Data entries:
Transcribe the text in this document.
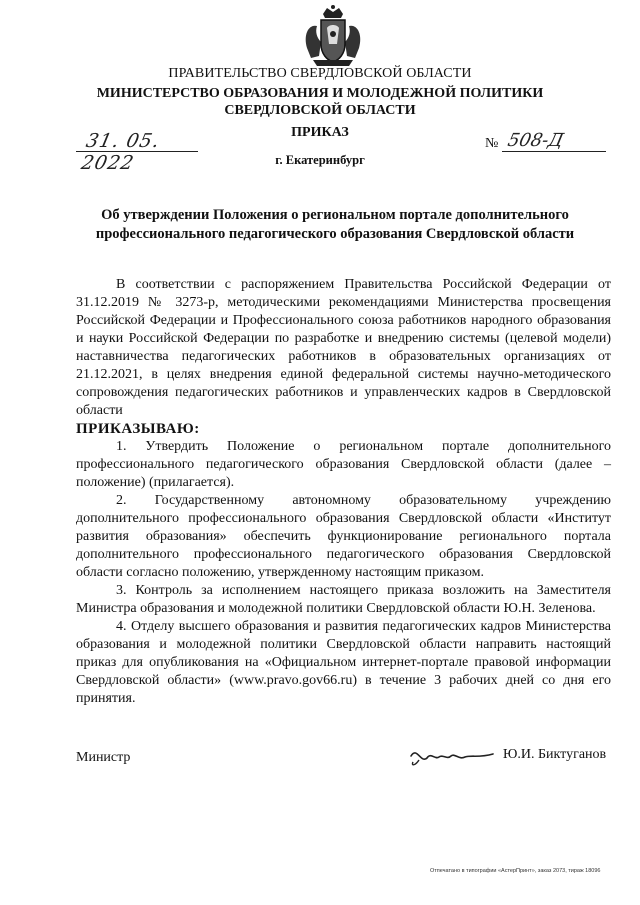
ПРАВИТЕЛЬСТВО СВЕРДЛОВСКОЙ ОБЛАСТИ
МИНИСТЕРСТВО ОБРАЗОВАНИЯ И МОЛОДЕЖНОЙ ПОЛИТИКИ
СВЕРДЛОВСКОЙ ОБЛАСТИ
ПРИКАЗ
31. 05. 2022
№ 508-Д
г. Екатеринбург
Об утверждении Положения о региональном портале дополнительного
профессионального педагогического образования Свердловской области

В соответствии с распоряжением Правительства Российской Федерации от 31.12.2019 № 3273-р, методическими рекомендациями Министерства просвещения Российской Федерации и Профессионального союза работников народного образования и науки Российской Федерации по разработке и внедрению системы (целевой модели) наставничества педагогических работников в образовательных организациях от 21.12.2021, в целях внедрения единой федеральной системы научно-методического сопровождения педагогических работников и управленческих кадров в Свердловской области

ПРИКАЗЫВАЮ:

1. Утвердить Положение о региональном портале дополнительного профессионального педагогического образования Свердловской области (далее – положение) (прилагается).

2. Государственному автономному образовательному учреждению дополнительного профессионального образования Свердловской области «Институт развития образования» обеспечить функционирование регионального портала дополнительного профессионального педагогического образования Свердловской области согласно положению, утвержденному настоящим приказом.

3. Контроль за исполнением настоящего приказа возложить на Заместителя Министра образования и молодежной политики Свердловской области Ю.Н. Зеленова.

4. Отделу высшего образования и развития педагогических кадров Министерства образования и молодежной политики Свердловской области направить настоящий приказ для опубликования на «Официальном интернет-портале правовой информации Свердловской области» (www.pravo.gov66.ru) в течение 3 рабочих дней со дня его принятия.

Министр	Ю.И. Биктуганов
Отпечатано в типографии «АстерПринт», заказ 2073, тираж 18096
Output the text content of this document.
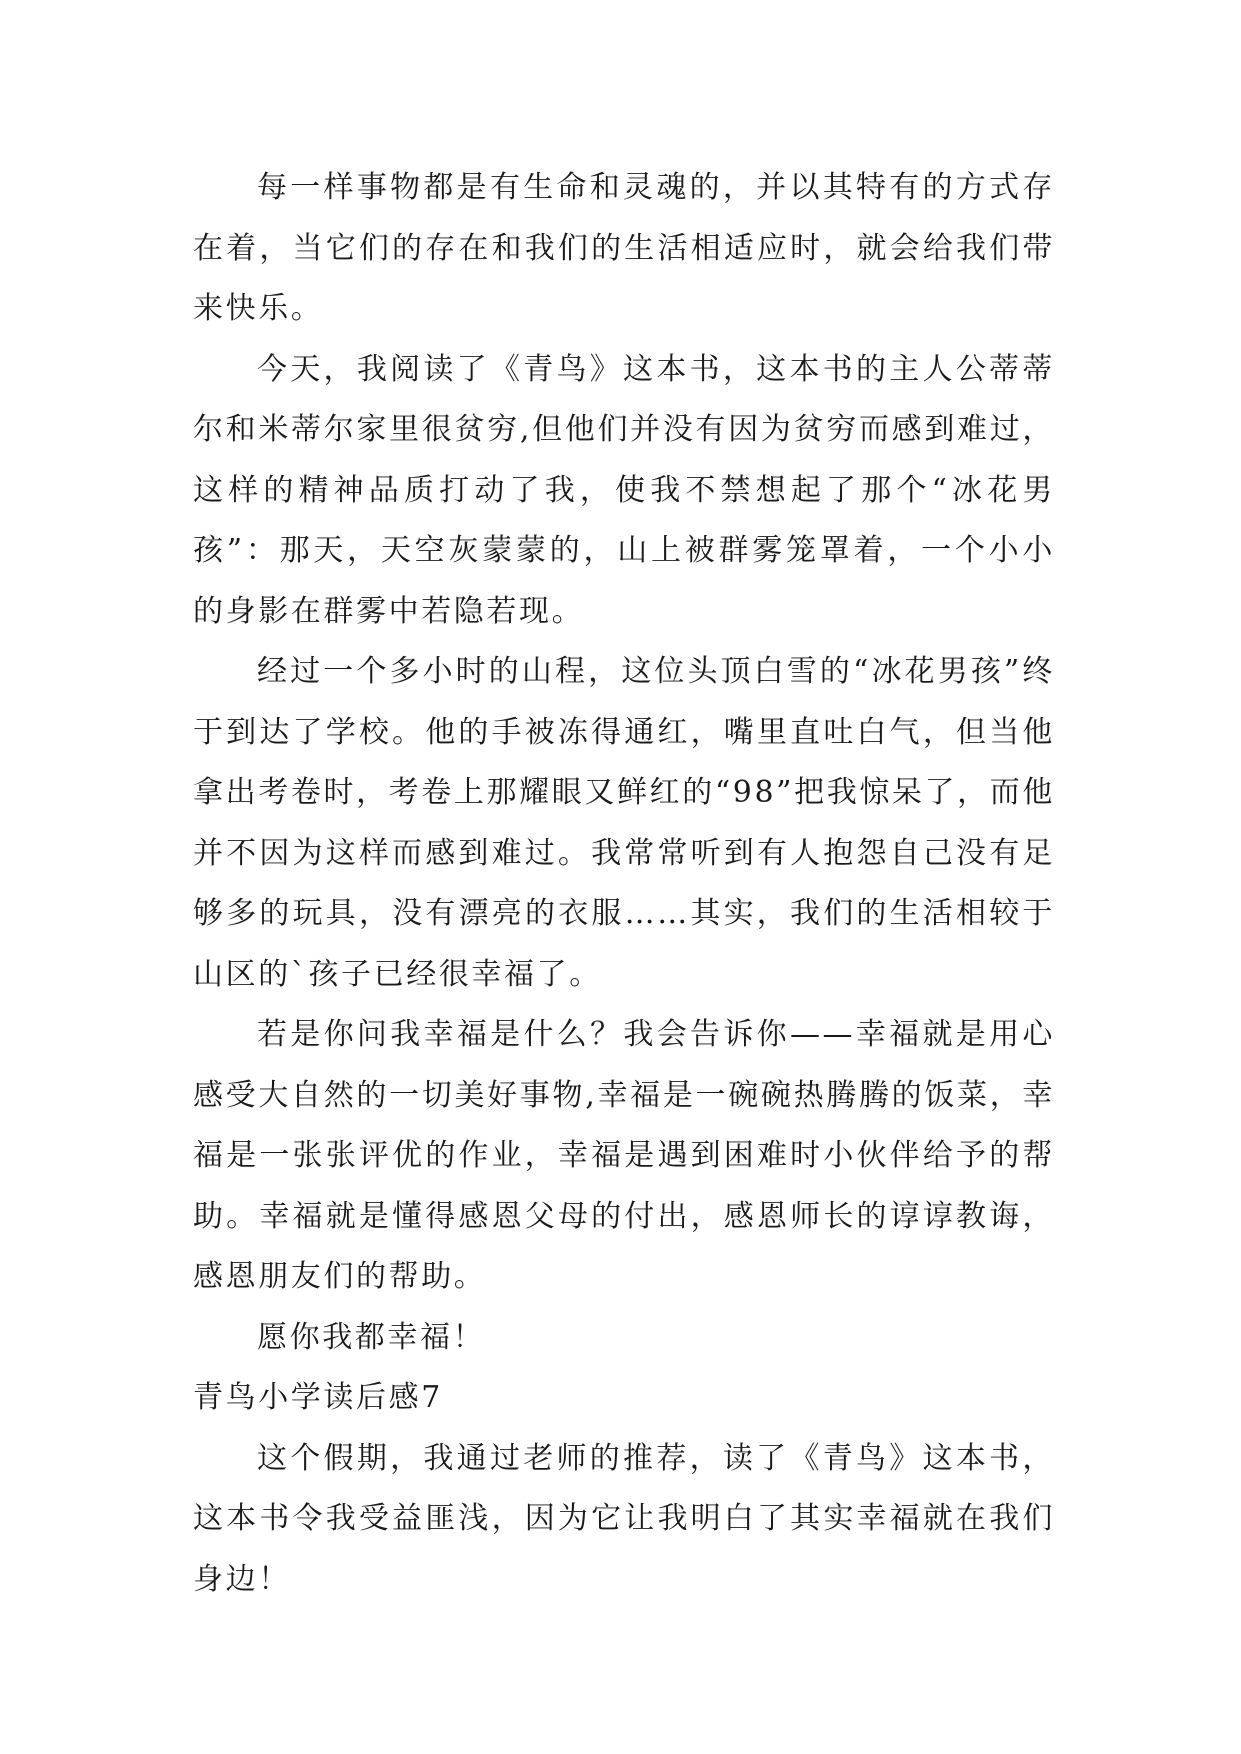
每一样事物都是有生命和灵魂的，并以其特有的方式存在着，当它们的存在和我们的生活相适应时，就会给我们带来快乐。

今天，我阅读了《青鸟》这本书，这本书的主人公蒂蒂尔和米蒂尔家里很贫穷,但他们并没有因为贫穷而感到难过，这样的精神品质打动了我，使我不禁想起了那个“冰花男孩”：那天，天空灰蒙蒙的，山上被群雾笼罩着，一个小小的身影在群雾中若隐若现。

经过一个多小时的山程，这位头顶白雪的“冰花男孩”终于到达了学校。他的手被冻得通红，嘴里直吐白气，但当他拿出考卷时，考卷上那耀眼又鲜红的“98”把我惊呆了，而他并不因为这样而感到难过。我常常听到有人抱怨自己没有足够多的玩具，没有漂亮的衣服……其实，我们的生活相较于山区的`孩子已经很幸福了。

若是你问我幸福是什么？我会告诉你——幸福就是用心感受大自然的一切美好事物,幸福是一碗碗热腾腾的饭菜，幸福是一张张评优的作业，幸福是遇到困难时小伙伴给予的帮助。幸福就是懂得感恩父母的付出，感恩师长的谆谆教诲，感恩朋友们的帮助。

愿你我都幸福！

青鸟小学读后感7

这个假期，我通过老师的推荐，读了《青鸟》这本书，这本书令我受益匪浅，因为它让我明白了其实幸福就在我们身边！
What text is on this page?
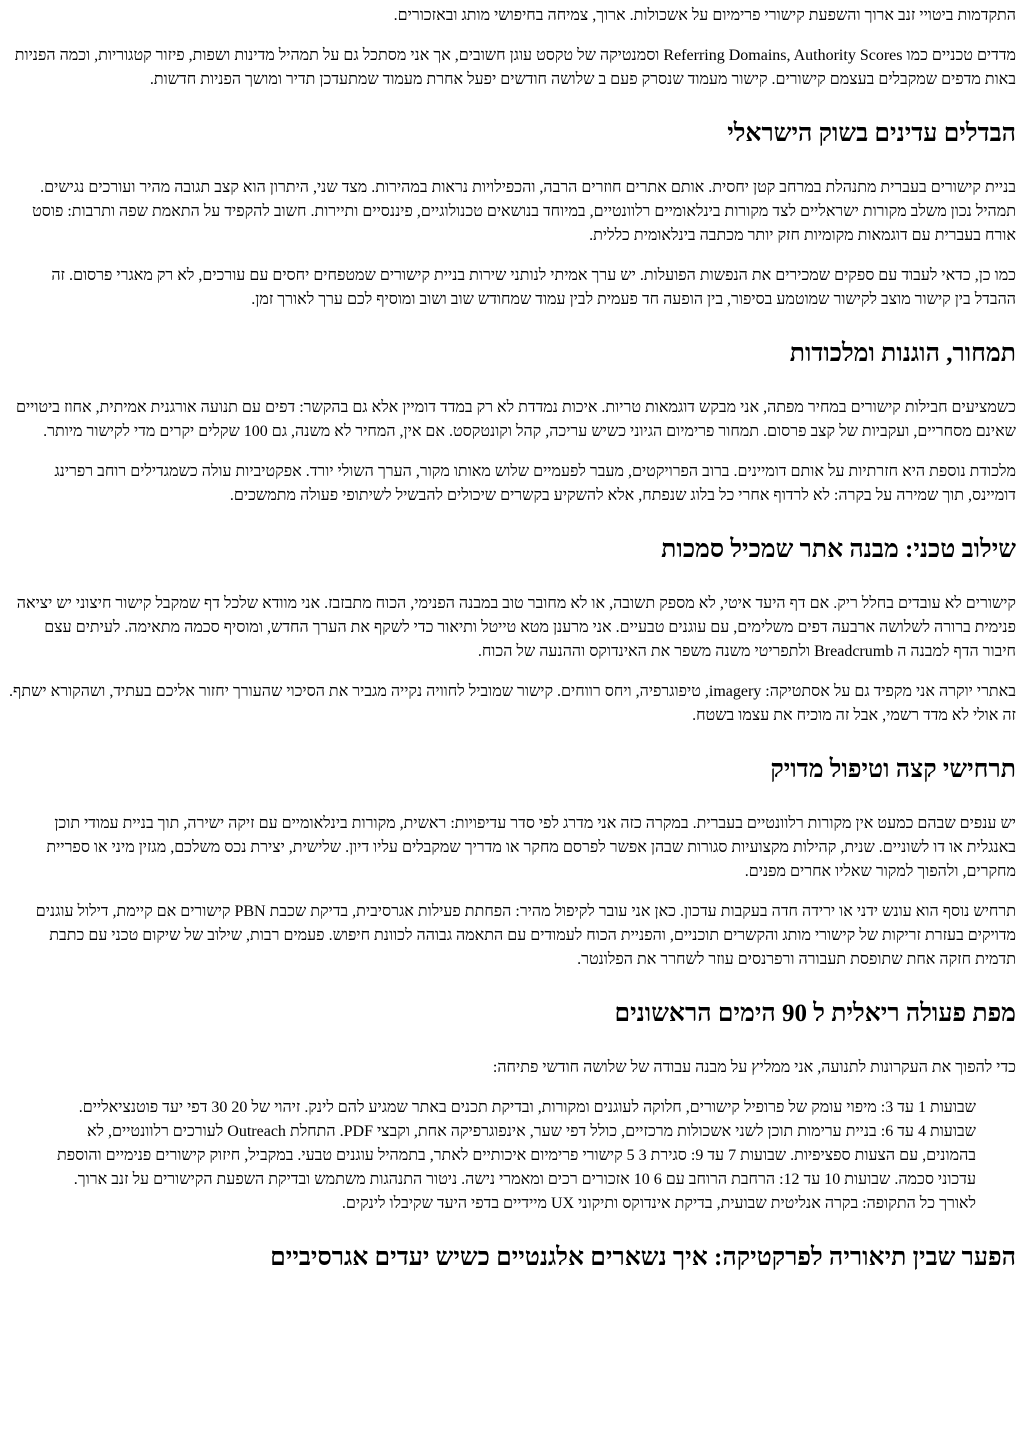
התקדמות ביטויי זנב ארוך והשפעת קישורי פרימיום על אשכולות. ארוך, צמיחה בחיפושי מותג ובאזכורים.

מדדים טכניים כמו Referring Domains, Authority Scores וסמנטיקה של טקסט עוגן חשובים, אך אני מסתכל גם על תמהיל מדינות ושפות, פיזור קטגוריות, וכמה הפניות באות מדפים שמקבלים בעצמם קישורים. קישור מעמוד שנסרק פעם ב שלושה חודשים יפעל אחרת מעמוד שמתעדכן תדיר ומושך הפניות חדשות.

הבדלים עדינים בשוק הישראלי

בניית קישורים בעברית מתנהלת במרחב קטן יחסית. אותם אתרים חוזרים הרבה, והכפילויות נראות במהירות. מצד שני, היתרון הוא קצב תגובה מהיר ועורכים נגישים. תמהיל נכון משלב מקורות ישראליים לצד מקורות בינלאומיים רלוונטיים, במיוחד בנושאים טכנולוגיים, פיננסיים ותיירות. חשוב להקפיד על התאמת שפה ותרבות: פוסט אורח בעברית עם דוגמאות מקומיות חזק יותר מכתבה בינלאומית כללית.

כמו כן, כדאי לעבוד עם ספקים שמכירים את הנפשות הפועלות. יש ערך אמיתי לנותני שירות בניית קישורים שמטפחים יחסים עם עורכים, לא רק מאגרי פרסום. זה ההבדל בין קישור מוצב לקישור שמוטמע בסיפור, בין הופעה חד פעמית לבין עמוד שמחודש שוב ושוב ומוסיף לכם ערך לאורך זמן.

תמחור, הוגנות ומלכודות

כשמציעים חבילות קישורים במחיר מפתה, אני מבקש דוגמאות טריות. איכות נמדדת לא רק במדד דומיין אלא גם בהקשר: דפים עם תנועה אורגנית אמיתית, אחוז ביטויים שאינם מסחריים, ועקביות של קצב פרסום. תמחור פרימיום הגיוני כשיש עריכה, קהל וקונטקסט. אם אין, המחיר לא משנה, גם 100 שקלים יקרים מדי לקישור מיותר.

מלכודת נוספת היא חזרתיות על אותם דומיינים. ברוב הפרויקטים, מעבר לפעמיים שלוש מאותו מקור, הערך השולי יורד. אפקטיביות עולה כשמגדילים רוחב רפרינג דומיינס, תוך שמירה על בקרה: לא לרדוף אחרי כל בלוג שנפתח, אלא להשקיע בקשרים שיכולים להבשיל לשיתופי פעולה מתמשכים.

שילוב טכני: מבנה אתר שמכיל סמכות

קישורים לא עובדים בחלל ריק. אם דף היעד איטי, לא מספק תשובה, או לא מחובר טוב במבנה הפנימי, הכוח מתבזבז. אני מוודא שלכל דף שמקבל קישור חיצוני יש יציאה פנימית ברורה לשלושה ארבעה דפים משלימים, עם עוגנים טבעיים. אני מרענן מטא טייטל ותיאור כדי לשקף את הערך החדש, ומוסיף סכמה מתאימה. לעיתים עצם חיבור הדף למבנה ה Breadcrumb ולתפריטי משנה משפר את האינדוקס וההנעה של הכוח.

באתרי יוקרה אני מקפיד גם על אסתטיקה: imagery, טיפוגרפיה, ויחס רווחים. קישור שמוביל לחוויה נקייה מגביר את הסיכוי שהעורך יחזור אליכם בעתיד, ושהקורא ישתף. זה אולי לא מדד רשמי, אבל זה מוכיח את עצמו בשטח.

תרחישי קצה וטיפול מדויק

יש ענפים שבהם כמעט אין מקורות רלוונטיים בעברית. במקרה כזה אני מדרג לפי סדר עדיפויות: ראשית, מקורות בינלאומיים עם זיקה ישירה, תוך בניית עמודי תוכן באנגלית או דו לשוניים. שנית, קהילות מקצועיות סגורות שבהן אפשר לפרסם מחקר או מדריך שמקבלים עליו דיון. שלישית, יצירת נכס משלכם, מגזין מיני או ספריית מחקרים, ולהפוך למקור שאליו אחרים מפנים.

תרחיש נוסף הוא עונש ידני או ירידה חדה בעקבות עדכון. כאן אני עובר לקיפול מהיר: הפחתת פעילות אגרסיבית, בדיקת שכבת PBN קישורים אם קיימת, דילול עוגנים מדויקים בעזרת זריקות של קישורי מותג והקשרים תוכניים, והפניית הכוח לעמודים עם התאמה גבוהה לכוונת חיפוש. פעמים רבות, שילוב של שיקום טכני עם כתבת תדמית חזקה אחת שתופסת תעבורה ורפרנסים עוזר לשחרר את הפלונטר.

מפת פעולה ריאלית ל 90 הימים הראשונים

כדי להפוך את העקרונות לתנועה, אני ממליץ על מבנה עבודה של שלושה חודשי פתיחה:

שבועות 1 עד 3: מיפוי עומק של פרופיל קישורים, חלוקה לעוגנים ומקורות, ובדיקת תכנים באתר שמגיע להם לינק. זיהוי של 20 30 דפי יעד פוטנציאליים. שבועות 4 עד 6: בניית ערימות תוכן לשני אשכולות מרכזיים, כולל דפי שער, אינפוגרפיקה אחת, וקבצי PDF. התחלת Outreach לעורכים רלוונטיים, לא בהמונים, עם הצעות ספציפיות. שבועות 7 עד 9: סגירת 3 5 קישורי פרימיום איכותיים לאתר, בתמהיל עוגנים טבעי. במקביל, חיזוק קישורים פנימיים והוספת עדכוני סכמה. שבועות 10 עד 12: הרחבת הרוחב עם 6 10 אזכורים רכים ומאמרי נישה. ניטור התנהגות משתמש ובדיקת השפעת הקישורים על זנב ארוך. לאורך כל התקופה: בקרה אנליטית שבועית, בדיקת אינדוקס ותיקוני UX מיידיים בדפי היעד שקיבלו לינקים.
הפער שבין תיאוריה לפרקטיקה: איך נשארים אלגנטיים כשיש יעדים אגרסיביים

▸ **Request**
Return every line above that contains the word "בינלאומיים".

▸ **Exercise answer**
בניית קישורים בעברית מתנהלת במרחב קטן יחסית. אותם אתרים חוזרים הרבה, והכפילויות נראות במהירות. מצד שני, היתרון הוא קצב תגובה מהיר ועורכים נגישים. תמהיל נכון משלב מקורות ישראליים לצד מקורות בינלאומיים רלוונטיים, במיוחד בנושאים טכנולוגיים, פיננסיים ותיירות. חשוב להקפיד על התאמת שפה ותרבות: פוסט אורח בעברית עם דוגמאות מקומיות חזק יותר מכתבה בינלאומית כללית.
יש ענפים שבהם כמעט אין מקורות רלוונטיים בעברית. במקרה כזה אני מדרג לפי סדר עדיפויות: ראשית, מקורות בינלאומיים עם זיקה ישירה, תוך בניית עמודי תוכן באנגלית או דו לשוניים. שנית, קהילות מקצועיות סגורות שבהן אפשר לפרסם מחקר או מדריך שמקבלים עליו דיון. שלישית, יצירת נכס משלכם, מגזין מיני או ספריית מחקרים, ולהפוך למקור שאליו אחרים מפנים.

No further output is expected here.